### Tasks to carry out
(a) Translate this sentence from the Q-learning notebook below into Spanish: "We'll define a helper function to visualize the agent's performance and functions to handle training and evaluation to keep the code modular."
(b) Do these statements agree with the Q-learning notebook below? Give yes or no for each, and quote the code or comment that decides it.
(i) In train_q_table, epsilon is computed from an exponential of the decay rate times the step.
(ii) evaluate_policy allows at most 200 steps per trial.
(iii) show_video prints a message and returns when it is given no images.
(c) Continue the Q-learning notebook below from its last line of code.

╭─ Excerpt provided

In [1]:
import gymnasium as gym
import numpy as np
import tensorflow.keras
import random
from matplotlib import pyplot as plt
from ipywidgets import interact, IntSlider
import math
import tensorflow as tf
from tensorflow import keras
from tensorflow.keras import layers
from tqdm import tqdm

## Helper Functions

We'll define a helper function to visualize the agent's performance and functions to handle training and evaluation to keep the code modular.

In [2]:
def show_video(images, captions):
  """ Show a sequence of images as an interactive plot. """
  if not images:
      print("No images to display.")
      return
  def f(i):
    plt.imshow(images[i])
    plt.title(captions[i])
    plt.axis('off')
    plt.show()
  interact(f, i=IntSlider(min=0, max=len(images)-1, step=1, value=0))

def train_q_table(env, num_steps, lr, gamma, decay_rate, seed):
    """ Trains a Q-table for the given environment. """
    # Set seeds for reproducibility
    random.seed(seed)
    np.random.seed(seed)
    env.action_space.seed(seed)

    # Initialize Q-table
    q_table = np.zeros((env.observation_space.n, env.action_space.n))

    # Reset environment, seeding it for a reproducible training sequence
    state, _ = env.reset(seed=seed)

    # Training loop
    for step in range(num_steps):
        # Epsilon-greedy action selection
        epsilon = math.exp(-decay_rate * step)
        if random.uniform(0, 1) < epsilon:
            action = env.action_space.sample()  # Explore
        else:
            action = np.argmax(q_table[state, :])  # Exploit

        # Take action
        next_state, reward, done, _, _ = env.step(action)

        # Calculate target y based on Bellman equation
        if done:
            y = reward
        else:
            y = reward + gamma * np.max(q_table[next_state, :])

        # Update Q-table
        q_table[state, action] = q_table[state, action] + lr * (y - q_table[state, action])

        # Update state
        if done:
            state, _ = env.reset() # Reset for the next episode
        else:
            state = next_state

    return q_table

def evaluate_policy(env, q_table, num_trials, seed):
    """ Evaluates a Q-table policy over a number of trials. """
    success_count = 0
    max_steps_per_trial = 100  # Prevent infinite loops in non-optimal policies

    # Seed the environment's RNG to make the sequence of trials reproducible.
    # This reset also provides the starting state for the first trial.
    state, _ = env.reset(seed=seed)
    env.action_space.seed(seed)

    for i in range(num_trials):
        # For subsequent trials, just reset the state to the beginning.
        # This will use the same, seeded RNG to produce the next episode in the sequence.
        if i > 0:
            state, _ = env.reset()

╰─
╭─ Data rows

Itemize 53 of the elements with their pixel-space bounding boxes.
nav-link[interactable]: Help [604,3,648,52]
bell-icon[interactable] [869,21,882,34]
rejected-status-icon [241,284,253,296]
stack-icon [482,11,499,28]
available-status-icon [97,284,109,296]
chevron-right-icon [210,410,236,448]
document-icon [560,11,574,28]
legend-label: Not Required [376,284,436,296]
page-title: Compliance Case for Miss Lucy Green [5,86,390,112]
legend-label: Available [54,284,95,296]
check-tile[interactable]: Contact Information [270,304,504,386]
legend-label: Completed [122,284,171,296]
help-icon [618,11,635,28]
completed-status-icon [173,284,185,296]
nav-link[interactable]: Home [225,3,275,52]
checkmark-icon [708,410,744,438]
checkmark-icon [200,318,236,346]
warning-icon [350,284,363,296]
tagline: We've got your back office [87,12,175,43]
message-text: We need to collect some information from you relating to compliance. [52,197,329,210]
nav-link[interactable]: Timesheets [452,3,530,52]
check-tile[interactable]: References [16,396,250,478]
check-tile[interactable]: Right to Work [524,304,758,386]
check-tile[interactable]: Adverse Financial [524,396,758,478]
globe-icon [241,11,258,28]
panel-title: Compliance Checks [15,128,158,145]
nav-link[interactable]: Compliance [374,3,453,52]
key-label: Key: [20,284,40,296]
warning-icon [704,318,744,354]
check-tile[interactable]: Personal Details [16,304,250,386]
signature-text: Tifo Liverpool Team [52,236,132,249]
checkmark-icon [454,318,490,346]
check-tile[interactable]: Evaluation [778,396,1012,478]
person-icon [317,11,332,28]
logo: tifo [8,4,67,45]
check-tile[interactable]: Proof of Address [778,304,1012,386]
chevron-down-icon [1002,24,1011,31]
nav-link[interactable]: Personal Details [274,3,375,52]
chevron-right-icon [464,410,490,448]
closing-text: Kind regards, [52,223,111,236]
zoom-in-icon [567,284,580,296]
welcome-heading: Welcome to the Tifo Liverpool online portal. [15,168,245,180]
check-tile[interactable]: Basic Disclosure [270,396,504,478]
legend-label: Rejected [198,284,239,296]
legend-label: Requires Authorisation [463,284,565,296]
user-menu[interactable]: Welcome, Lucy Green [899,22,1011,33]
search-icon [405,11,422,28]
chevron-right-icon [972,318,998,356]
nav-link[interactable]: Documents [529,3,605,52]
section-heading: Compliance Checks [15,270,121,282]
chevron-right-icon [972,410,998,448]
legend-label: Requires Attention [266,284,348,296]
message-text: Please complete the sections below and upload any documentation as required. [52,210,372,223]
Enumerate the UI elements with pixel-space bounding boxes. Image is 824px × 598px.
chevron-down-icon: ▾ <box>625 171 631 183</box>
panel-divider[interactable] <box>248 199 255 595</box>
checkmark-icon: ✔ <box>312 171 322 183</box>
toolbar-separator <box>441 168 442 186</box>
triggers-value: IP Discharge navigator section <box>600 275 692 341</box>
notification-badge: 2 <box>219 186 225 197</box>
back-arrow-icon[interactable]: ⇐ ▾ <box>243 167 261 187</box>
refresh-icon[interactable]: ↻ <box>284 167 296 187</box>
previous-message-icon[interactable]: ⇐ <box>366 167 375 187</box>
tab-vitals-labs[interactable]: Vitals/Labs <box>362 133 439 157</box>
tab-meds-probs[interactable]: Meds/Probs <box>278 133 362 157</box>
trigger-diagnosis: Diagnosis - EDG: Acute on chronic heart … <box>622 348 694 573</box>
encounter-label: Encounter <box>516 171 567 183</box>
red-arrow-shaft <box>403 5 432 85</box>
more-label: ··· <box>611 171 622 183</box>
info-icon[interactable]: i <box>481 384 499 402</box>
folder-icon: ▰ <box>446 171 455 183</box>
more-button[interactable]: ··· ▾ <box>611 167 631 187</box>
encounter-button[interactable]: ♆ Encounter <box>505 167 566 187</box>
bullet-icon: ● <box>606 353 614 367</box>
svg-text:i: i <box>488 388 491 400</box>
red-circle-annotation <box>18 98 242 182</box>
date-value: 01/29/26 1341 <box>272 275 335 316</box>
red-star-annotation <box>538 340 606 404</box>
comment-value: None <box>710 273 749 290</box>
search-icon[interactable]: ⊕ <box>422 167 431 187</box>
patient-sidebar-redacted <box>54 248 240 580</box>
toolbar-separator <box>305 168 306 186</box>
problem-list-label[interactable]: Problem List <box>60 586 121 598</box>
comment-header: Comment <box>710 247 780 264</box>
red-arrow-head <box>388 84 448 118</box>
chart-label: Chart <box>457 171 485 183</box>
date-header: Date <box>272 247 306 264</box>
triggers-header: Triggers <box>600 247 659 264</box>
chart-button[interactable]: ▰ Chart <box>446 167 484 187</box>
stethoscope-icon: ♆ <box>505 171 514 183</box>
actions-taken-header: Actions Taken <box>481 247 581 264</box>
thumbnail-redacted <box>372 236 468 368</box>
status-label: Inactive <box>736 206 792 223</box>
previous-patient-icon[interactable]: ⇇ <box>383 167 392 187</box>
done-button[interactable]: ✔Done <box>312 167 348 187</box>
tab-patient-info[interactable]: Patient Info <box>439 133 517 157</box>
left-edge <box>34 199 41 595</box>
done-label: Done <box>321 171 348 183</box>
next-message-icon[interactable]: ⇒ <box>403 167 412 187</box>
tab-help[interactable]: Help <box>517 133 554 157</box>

╰─

### Task-by-task answers
(a) Definiremos una función auxiliar para visualizar el rendimiento del agente y funciones para gestionar el entrenamiento y la evaluación, con el fin de mantener el código modular.

(b)
(i) Yes: "epsilon = math.exp(-decay_rate * step)"
(ii) No: "max_steps_per_trial = 100"
(iii) Yes: "print("No images to display.")"

(c)
        done = False
        steps = 0
        while not done and steps < max_steps_per_trial:
            action = np.argmax(q_table[state, :])
            state, reward, done, _, _ = env.step(action)
            steps += 1

        if done and reward == 1:
            success_count += 1

    return success_count / num_trials

## Non-Slippery Frozen Lake

First, we'll learn a Q-table for the deterministic version (`is_slippery=False`). In this environment, the agent's actions always succeed as intended.

In [3]:
# Global seed for the notebook
seed = 1234

# Environment setup
env_non_slippery = gym.make("FrozenLake-v1", is_slippery=False, render_mode='rgb_array')

### Q-Learning Algorithm

We implement the Q-learning algorithm as described in the pseudo-code.

In [4]:
# Q-learning parameters
num_steps = 2000
lr = 0.01
gamma = 0.99
decay_rate = 0.0001

# Train the Q-table
q_table_non_slippery = train_q_table(
    env=env_non_slippery,
    num_steps=num_steps,
    lr=lr,
    gamma=gamma,
    decay_rate=decay_rate,
    seed=seed
)

print("Q-table learned for non-slippery environment.")

Q-table learned for non-slippery environment.


### Testing the Learned Policy

Now we test the policy learned by the Q-table. Since the environment is deterministic and the Q-table is well-trained, the agent should find the optimal path to the goal every time.

In [5]:
# Test the policy
state, _ = env_non_slippery.reset(seed=seed)
done = False
max_test_steps = 10000
renders = []
captions = []
step_count = 0

# Initial state
renders.append(env_non_slippery.render())
captions.append(f'Step: {step_count} State: {state} Action: N/A Reward: N/A')

while not done and step_count < max_test_steps:
    step_count += 1
    # Choose action with max utility from the Q-table
    action = np.argmax(q_table_non_slippery[state, :])

    # Apply action
    next_state, reward, done, _, _ = env_non_slippery.step(action)

    # Render and store frame for video
    renders.append(env_non_slippery.render())
    captions.append(f'Step: {step_count} State: {next_state} Action: {action} Reward: {reward}')

    # Update state
    state = next_state

if done and reward == 1:
    print(f"Success! Reached the goal in {step_count} steps.")
else:
    print(f"Failure. Did not reach the goal after {step_count} steps.")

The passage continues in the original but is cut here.